### Figure record listings:
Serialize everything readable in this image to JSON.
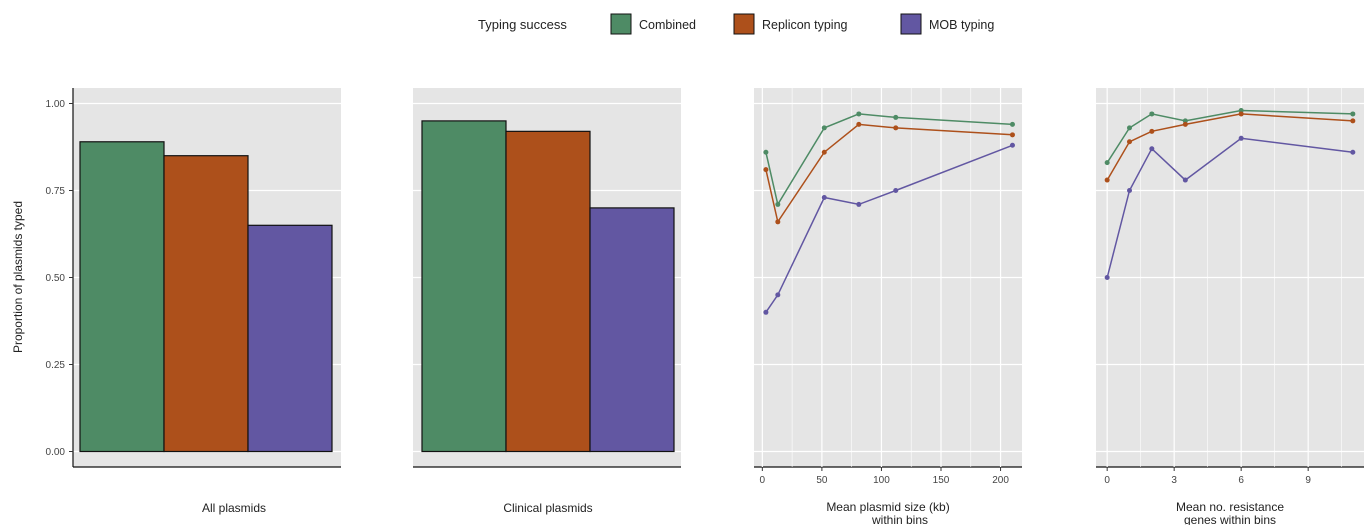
{
  "legend": {
    "title": "Typing success",
    "items": [
      {
        "label": "Combined",
        "color": "#4e8b65"
      },
      {
        "label": "Replicon typing",
        "color": "#ad501b"
      },
      {
        "label": "MOB typing",
        "color": "#6257a2"
      }
    ]
  },
  "chart_data": [
    {
      "type": "bar",
      "title": "",
      "xlabel": "All plasmids",
      "ylabel": "Proportion of plasmids typed",
      "ylim": [
        0,
        1
      ],
      "yticks": [
        "0.00",
        "0.25",
        "0.50",
        "0.75",
        "1.00"
      ],
      "grid": true,
      "legend": "top",
      "series": [
        {
          "name": "Combined",
          "values": [
            0.89
          ]
        },
        {
          "name": "Replicon typing",
          "values": [
            0.85
          ]
        },
        {
          "name": "MOB typing",
          "values": [
            0.65
          ]
        }
      ]
    },
    {
      "type": "bar",
      "title": "",
      "xlabel": "Clinical plasmids",
      "ylabel": "",
      "ylim": [
        0,
        1
      ],
      "grid": true,
      "series": [
        {
          "name": "Combined",
          "values": [
            0.95
          ]
        },
        {
          "name": "Replicon typing",
          "values": [
            0.92
          ]
        },
        {
          "name": "MOB typing",
          "values": [
            0.7
          ]
        }
      ]
    },
    {
      "type": "line",
      "title": "",
      "xlabel": "Mean plasmid size (kb) within bins",
      "ylabel": "",
      "xlim": [
        -7,
        218
      ],
      "ylim": [
        0,
        1
      ],
      "xticks": [
        "0",
        "50",
        "100",
        "150",
        "200"
      ],
      "grid": true,
      "series": [
        {
          "name": "Combined",
          "x": [
            3,
            13,
            52,
            81,
            112,
            210
          ],
          "y": [
            0.86,
            0.71,
            0.93,
            0.97,
            0.96,
            0.94
          ]
        },
        {
          "name": "Replicon typing",
          "x": [
            3,
            13,
            52,
            81,
            112,
            210
          ],
          "y": [
            0.81,
            0.66,
            0.86,
            0.94,
            0.93,
            0.91
          ]
        },
        {
          "name": "MOB typing",
          "x": [
            3,
            13,
            52,
            81,
            112,
            210
          ],
          "y": [
            0.4,
            0.45,
            0.73,
            0.71,
            0.75,
            0.88
          ]
        }
      ]
    },
    {
      "type": "line",
      "title": "",
      "xlabel": "Mean no. resistance genes within bins",
      "ylabel": "",
      "xlim": [
        -0.5,
        11.5
      ],
      "ylim": [
        0,
        1
      ],
      "xticks": [
        "0",
        "3",
        "6",
        "9"
      ],
      "grid": true,
      "series": [
        {
          "name": "Combined",
          "x": [
            0,
            1,
            2,
            3.5,
            6,
            11
          ],
          "y": [
            0.83,
            0.93,
            0.97,
            0.95,
            0.98,
            0.97
          ]
        },
        {
          "name": "Replicon typing",
          "x": [
            0,
            1,
            2,
            3.5,
            6,
            11
          ],
          "y": [
            0.78,
            0.89,
            0.92,
            0.94,
            0.97,
            0.95
          ]
        },
        {
          "name": "MOB typing",
          "x": [
            0,
            1,
            2,
            3.5,
            6,
            11
          ],
          "y": [
            0.5,
            0.75,
            0.87,
            0.78,
            0.9,
            0.86
          ]
        }
      ]
    }
  ]
}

### Exercise goal:
Report every line of the records that contains the word "xlabel".

### Solution to this task:
      "xlabel": "All plasmids",
      "xlabel": "Clinical plasmids",
      "xlabel": "Mean plasmid size (kb) within bins",
      "xlabel": "Mean no. resistance genes within bins",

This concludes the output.